— Start Material to process —
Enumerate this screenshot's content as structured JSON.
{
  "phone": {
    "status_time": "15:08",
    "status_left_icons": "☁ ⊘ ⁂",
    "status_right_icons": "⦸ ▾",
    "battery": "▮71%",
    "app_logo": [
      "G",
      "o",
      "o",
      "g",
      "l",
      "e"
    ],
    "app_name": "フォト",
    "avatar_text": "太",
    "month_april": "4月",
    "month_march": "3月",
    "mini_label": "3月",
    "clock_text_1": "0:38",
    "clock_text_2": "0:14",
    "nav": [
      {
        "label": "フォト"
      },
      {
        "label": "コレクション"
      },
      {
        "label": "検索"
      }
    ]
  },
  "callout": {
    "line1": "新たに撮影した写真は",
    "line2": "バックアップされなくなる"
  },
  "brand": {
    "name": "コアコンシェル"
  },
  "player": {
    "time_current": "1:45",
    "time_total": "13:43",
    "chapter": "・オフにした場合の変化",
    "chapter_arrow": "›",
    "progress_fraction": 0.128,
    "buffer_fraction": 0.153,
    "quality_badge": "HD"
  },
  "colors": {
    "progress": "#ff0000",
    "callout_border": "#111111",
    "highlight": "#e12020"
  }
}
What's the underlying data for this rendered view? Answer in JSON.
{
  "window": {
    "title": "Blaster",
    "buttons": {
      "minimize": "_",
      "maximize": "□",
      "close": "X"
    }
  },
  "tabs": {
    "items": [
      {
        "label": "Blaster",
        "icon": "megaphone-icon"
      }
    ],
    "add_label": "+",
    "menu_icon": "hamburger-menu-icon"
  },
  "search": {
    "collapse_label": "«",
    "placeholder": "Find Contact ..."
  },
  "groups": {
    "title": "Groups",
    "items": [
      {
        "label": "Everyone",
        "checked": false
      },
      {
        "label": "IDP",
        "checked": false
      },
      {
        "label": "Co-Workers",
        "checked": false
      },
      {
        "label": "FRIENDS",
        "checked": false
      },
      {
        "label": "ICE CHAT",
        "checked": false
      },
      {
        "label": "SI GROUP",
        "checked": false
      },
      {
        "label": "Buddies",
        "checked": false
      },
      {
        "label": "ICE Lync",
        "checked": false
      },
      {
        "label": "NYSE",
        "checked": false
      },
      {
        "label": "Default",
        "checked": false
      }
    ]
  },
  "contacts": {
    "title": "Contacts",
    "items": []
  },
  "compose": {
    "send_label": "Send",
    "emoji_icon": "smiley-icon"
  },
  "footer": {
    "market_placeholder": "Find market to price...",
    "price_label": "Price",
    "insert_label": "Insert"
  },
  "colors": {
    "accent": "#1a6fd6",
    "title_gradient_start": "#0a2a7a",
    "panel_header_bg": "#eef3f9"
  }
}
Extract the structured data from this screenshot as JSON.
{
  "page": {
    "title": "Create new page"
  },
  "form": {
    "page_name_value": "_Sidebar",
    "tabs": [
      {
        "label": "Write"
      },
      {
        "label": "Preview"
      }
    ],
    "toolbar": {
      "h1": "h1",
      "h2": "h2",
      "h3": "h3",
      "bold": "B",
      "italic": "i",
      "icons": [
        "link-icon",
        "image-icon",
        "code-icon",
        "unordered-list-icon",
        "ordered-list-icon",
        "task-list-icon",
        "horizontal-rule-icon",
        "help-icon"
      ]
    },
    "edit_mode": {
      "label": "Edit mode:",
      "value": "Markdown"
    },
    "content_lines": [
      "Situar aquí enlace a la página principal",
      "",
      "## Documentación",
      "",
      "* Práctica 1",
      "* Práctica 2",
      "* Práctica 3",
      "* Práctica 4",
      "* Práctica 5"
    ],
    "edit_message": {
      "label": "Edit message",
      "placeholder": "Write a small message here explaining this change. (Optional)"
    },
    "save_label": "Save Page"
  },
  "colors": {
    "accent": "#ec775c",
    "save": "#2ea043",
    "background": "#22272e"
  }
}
— End Material to process —
— Start Material to process —
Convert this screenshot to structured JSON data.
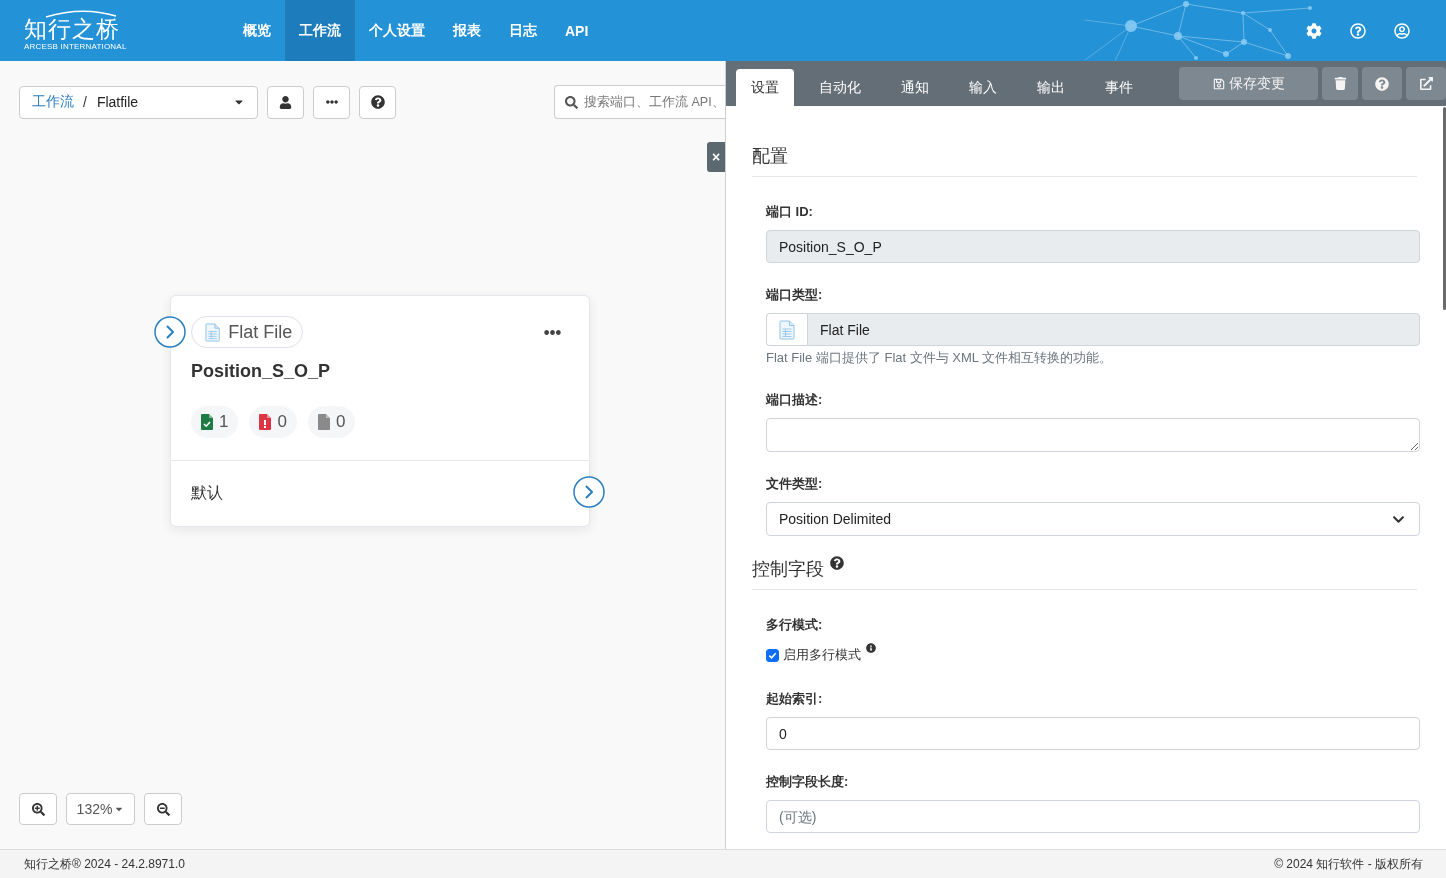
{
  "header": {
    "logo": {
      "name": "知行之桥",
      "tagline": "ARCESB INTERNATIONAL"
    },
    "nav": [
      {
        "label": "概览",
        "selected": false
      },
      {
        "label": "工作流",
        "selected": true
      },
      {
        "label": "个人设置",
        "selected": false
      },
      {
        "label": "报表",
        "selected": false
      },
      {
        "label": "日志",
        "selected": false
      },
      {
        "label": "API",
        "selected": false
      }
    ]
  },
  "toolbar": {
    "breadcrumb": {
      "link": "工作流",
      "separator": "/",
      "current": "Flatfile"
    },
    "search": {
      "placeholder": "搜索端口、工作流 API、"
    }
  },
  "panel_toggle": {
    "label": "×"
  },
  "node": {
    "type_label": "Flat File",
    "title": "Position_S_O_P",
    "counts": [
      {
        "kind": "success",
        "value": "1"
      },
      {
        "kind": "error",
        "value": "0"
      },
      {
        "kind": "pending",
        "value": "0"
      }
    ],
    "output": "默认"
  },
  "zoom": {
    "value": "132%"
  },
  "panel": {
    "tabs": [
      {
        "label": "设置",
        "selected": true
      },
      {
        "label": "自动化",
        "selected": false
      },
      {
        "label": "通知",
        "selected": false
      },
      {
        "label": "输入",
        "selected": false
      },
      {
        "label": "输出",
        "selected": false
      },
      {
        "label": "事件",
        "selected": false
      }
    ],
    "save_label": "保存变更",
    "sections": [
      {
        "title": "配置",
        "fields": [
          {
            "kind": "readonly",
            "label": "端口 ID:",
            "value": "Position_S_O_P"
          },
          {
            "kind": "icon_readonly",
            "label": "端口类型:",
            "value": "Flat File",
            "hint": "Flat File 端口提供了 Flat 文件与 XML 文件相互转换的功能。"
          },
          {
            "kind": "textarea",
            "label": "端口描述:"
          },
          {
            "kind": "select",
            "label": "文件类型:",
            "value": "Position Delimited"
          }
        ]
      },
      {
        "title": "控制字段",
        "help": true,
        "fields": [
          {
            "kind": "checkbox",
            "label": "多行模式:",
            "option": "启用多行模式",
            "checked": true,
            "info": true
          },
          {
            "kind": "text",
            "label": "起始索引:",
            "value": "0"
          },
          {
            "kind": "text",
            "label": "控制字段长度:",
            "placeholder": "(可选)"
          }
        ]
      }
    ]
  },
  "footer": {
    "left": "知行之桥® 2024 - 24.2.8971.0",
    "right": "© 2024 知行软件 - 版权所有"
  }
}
— End Material to process —
— Start Material to process —
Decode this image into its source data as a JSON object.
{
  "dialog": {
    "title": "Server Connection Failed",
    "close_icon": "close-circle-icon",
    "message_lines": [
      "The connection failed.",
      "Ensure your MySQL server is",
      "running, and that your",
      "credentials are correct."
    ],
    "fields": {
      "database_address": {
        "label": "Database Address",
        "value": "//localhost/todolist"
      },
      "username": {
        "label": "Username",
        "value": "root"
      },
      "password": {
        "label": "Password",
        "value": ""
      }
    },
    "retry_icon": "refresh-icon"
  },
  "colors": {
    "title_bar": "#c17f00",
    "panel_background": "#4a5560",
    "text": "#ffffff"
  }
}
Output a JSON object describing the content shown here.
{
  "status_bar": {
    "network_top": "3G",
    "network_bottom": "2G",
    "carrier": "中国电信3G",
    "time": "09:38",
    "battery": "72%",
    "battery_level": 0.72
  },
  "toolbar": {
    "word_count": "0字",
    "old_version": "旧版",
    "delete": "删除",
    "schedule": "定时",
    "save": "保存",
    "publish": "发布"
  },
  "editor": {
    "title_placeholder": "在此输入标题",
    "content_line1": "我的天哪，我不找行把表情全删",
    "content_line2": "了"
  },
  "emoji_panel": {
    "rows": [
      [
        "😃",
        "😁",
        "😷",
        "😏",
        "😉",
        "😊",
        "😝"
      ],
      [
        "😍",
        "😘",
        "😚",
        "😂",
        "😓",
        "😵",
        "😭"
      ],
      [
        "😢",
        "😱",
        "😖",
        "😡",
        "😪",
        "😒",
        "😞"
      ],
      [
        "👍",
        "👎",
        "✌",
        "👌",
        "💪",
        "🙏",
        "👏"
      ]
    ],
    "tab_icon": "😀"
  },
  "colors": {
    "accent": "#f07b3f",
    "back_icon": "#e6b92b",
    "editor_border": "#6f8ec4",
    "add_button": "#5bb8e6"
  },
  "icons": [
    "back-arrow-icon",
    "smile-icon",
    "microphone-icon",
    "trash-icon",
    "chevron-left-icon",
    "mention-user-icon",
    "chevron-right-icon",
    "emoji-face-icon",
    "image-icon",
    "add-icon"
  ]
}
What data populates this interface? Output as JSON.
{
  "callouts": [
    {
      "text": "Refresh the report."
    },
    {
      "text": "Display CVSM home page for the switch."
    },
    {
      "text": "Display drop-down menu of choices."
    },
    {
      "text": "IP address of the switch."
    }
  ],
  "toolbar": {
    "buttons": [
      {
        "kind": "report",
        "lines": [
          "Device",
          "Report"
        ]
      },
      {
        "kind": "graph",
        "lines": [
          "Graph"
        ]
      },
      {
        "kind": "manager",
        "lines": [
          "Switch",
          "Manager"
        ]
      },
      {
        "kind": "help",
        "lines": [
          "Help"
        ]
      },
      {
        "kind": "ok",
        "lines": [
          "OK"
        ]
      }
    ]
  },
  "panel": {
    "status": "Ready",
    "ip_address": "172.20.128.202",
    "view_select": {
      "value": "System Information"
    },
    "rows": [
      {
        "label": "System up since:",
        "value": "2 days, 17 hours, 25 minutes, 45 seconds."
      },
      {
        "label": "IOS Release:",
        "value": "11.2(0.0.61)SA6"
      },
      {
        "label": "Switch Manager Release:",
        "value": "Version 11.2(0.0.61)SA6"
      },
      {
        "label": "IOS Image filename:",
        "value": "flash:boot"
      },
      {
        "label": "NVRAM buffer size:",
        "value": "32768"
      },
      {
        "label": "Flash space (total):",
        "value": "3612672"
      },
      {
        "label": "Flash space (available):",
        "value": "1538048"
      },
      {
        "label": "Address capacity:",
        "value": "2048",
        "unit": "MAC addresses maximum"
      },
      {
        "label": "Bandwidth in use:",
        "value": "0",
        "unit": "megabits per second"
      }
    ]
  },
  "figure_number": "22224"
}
— End Material to process —
:: Directions for this task ::
Copy every line of the entries above in which "close" occurs.

:: Exercise solution ::
      "close": "X"
    "close_icon": "close-circle-icon",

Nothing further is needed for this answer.